◆ Stored records
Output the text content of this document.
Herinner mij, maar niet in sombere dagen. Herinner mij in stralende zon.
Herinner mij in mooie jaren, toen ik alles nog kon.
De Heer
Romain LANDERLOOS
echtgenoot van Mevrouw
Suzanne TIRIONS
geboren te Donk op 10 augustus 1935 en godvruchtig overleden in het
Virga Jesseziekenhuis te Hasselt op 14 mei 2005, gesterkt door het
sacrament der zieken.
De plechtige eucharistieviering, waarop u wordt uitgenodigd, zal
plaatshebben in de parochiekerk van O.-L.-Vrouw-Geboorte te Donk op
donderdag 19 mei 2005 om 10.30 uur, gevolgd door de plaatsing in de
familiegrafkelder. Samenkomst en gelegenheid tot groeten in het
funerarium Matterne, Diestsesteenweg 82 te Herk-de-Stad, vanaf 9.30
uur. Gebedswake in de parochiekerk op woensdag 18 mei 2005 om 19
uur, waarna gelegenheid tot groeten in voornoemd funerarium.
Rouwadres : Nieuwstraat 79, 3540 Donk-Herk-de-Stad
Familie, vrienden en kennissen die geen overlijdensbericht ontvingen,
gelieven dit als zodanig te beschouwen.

◆ Instructions for the task
Reproduce the records above exactly.

◆ Completed task
Output the text content of this document.
Herinner mij, maar niet in sombere dagen. Herinner mij in stralende zon.
Herinner mij in mooie jaren, toen ik alles nog kon.
De Heer
Romain LANDERLOOS
echtgenoot van Mevrouw
Suzanne TIRIONS
geboren te Donk op 10 augustus 1935 en godvruchtig overleden in het
Virga Jesseziekenhuis te Hasselt op 14 mei 2005, gesterkt door het
sacrament der zieken.
De plechtige eucharistieviering, waarop u wordt uitgenodigd, zal
plaatshebben in de parochiekerk van O.-L.-Vrouw-Geboorte te Donk op
donderdag 19 mei 2005 om 10.30 uur, gevolgd door de plaatsing in de
familiegrafkelder. Samenkomst en gelegenheid tot groeten in het
funerarium Matterne, Diestsesteenweg 82 te Herk-de-Stad, vanaf 9.30
uur. Gebedswake in de parochiekerk op woensdag 18 mei 2005 om 19
uur, waarna gelegenheid tot groeten in voornoemd funerarium.
Rouwadres : Nieuwstraat 79, 3540 Donk-Herk-de-Stad
Familie, vrienden en kennissen die geen overlijdensbericht ontvingen,
gelieven dit als zodanig te beschouwen.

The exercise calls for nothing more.